* [What the task requires]:
Of the lines in these entries, how many contain the string "pierced"? Give the number and nothing else.

* [Extracted material]:
start

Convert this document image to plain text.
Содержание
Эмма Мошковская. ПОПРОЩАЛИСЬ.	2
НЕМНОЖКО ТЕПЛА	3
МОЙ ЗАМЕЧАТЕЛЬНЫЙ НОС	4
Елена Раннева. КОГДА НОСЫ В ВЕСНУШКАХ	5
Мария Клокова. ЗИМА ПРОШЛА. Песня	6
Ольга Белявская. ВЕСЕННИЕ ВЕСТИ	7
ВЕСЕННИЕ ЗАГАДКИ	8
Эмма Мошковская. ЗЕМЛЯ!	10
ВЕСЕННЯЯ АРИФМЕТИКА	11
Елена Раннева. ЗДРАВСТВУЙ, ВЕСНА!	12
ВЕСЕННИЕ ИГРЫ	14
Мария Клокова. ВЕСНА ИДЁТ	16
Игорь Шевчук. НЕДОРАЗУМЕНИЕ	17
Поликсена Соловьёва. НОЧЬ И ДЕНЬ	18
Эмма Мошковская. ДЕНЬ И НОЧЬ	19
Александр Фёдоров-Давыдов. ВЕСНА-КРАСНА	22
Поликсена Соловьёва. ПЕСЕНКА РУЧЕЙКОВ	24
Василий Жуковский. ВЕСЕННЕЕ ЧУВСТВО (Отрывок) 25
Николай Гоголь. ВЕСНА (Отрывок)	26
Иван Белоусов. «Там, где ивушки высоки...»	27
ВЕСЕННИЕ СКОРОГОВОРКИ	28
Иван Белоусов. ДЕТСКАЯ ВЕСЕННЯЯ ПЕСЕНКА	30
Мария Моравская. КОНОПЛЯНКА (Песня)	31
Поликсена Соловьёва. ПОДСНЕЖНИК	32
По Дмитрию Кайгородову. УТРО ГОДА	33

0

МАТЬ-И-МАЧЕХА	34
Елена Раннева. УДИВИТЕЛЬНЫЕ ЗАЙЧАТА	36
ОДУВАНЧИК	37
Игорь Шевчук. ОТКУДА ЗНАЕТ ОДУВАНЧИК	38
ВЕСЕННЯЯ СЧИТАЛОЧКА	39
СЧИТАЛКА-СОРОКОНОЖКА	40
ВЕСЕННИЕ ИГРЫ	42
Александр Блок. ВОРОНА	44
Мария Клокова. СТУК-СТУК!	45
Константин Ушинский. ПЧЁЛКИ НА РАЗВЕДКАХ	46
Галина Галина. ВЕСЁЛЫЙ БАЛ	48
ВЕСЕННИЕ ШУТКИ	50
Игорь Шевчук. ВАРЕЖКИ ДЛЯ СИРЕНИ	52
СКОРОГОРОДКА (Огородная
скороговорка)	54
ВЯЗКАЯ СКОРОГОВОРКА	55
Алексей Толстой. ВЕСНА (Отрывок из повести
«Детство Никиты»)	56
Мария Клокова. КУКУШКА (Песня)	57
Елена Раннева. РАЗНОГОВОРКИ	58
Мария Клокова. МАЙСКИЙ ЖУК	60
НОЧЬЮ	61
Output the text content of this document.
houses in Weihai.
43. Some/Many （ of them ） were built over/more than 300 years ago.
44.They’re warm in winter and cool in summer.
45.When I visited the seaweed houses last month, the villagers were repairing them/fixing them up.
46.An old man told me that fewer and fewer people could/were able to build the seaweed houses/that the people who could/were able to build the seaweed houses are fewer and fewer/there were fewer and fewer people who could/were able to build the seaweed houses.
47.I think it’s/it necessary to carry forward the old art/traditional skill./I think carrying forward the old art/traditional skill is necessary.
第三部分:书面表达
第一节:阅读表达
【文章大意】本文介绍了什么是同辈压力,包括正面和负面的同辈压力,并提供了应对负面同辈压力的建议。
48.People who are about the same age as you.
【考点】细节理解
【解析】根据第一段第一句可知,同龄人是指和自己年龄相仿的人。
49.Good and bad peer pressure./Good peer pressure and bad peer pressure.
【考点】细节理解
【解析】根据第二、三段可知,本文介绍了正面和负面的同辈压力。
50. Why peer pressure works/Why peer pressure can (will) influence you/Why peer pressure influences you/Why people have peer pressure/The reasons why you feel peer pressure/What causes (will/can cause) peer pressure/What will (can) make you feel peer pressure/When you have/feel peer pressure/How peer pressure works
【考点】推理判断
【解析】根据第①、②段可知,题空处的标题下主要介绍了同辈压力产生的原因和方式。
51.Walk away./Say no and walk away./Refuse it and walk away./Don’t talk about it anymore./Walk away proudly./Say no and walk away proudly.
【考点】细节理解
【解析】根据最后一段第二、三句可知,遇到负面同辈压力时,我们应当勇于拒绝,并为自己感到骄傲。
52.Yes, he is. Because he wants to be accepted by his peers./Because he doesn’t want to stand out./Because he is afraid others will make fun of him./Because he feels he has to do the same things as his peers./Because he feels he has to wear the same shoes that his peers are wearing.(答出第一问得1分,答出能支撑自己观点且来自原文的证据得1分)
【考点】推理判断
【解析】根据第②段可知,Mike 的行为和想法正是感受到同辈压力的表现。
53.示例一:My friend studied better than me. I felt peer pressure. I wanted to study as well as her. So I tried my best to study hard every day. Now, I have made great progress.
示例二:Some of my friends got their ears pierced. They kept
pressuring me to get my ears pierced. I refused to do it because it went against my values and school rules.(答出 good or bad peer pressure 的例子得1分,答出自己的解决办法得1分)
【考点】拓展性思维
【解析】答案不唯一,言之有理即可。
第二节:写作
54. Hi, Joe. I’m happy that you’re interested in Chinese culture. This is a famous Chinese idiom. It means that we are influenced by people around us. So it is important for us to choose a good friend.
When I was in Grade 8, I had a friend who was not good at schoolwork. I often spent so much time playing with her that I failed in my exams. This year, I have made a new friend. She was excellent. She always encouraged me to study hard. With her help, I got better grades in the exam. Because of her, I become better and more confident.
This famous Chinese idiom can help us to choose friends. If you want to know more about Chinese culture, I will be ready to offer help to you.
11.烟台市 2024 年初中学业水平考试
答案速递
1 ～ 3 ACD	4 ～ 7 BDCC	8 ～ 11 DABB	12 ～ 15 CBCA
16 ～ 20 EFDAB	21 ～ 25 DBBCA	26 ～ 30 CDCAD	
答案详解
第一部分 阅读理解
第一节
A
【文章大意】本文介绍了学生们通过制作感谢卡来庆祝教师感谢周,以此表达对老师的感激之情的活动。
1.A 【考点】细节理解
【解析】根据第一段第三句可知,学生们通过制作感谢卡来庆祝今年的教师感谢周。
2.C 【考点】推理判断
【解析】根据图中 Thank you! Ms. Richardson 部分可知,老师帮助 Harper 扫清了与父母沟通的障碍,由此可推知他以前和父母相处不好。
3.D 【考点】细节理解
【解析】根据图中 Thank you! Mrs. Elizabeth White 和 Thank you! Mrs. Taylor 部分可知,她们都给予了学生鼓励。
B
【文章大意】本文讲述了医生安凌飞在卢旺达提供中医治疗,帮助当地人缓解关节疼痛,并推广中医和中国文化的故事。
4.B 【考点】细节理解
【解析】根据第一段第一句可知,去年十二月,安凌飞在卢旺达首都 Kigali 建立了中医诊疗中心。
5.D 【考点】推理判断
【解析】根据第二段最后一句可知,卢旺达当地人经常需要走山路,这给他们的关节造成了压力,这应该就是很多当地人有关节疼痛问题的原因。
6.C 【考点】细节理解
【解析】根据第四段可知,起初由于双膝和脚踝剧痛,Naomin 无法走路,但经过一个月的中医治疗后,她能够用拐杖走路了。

end

* [The output]:
2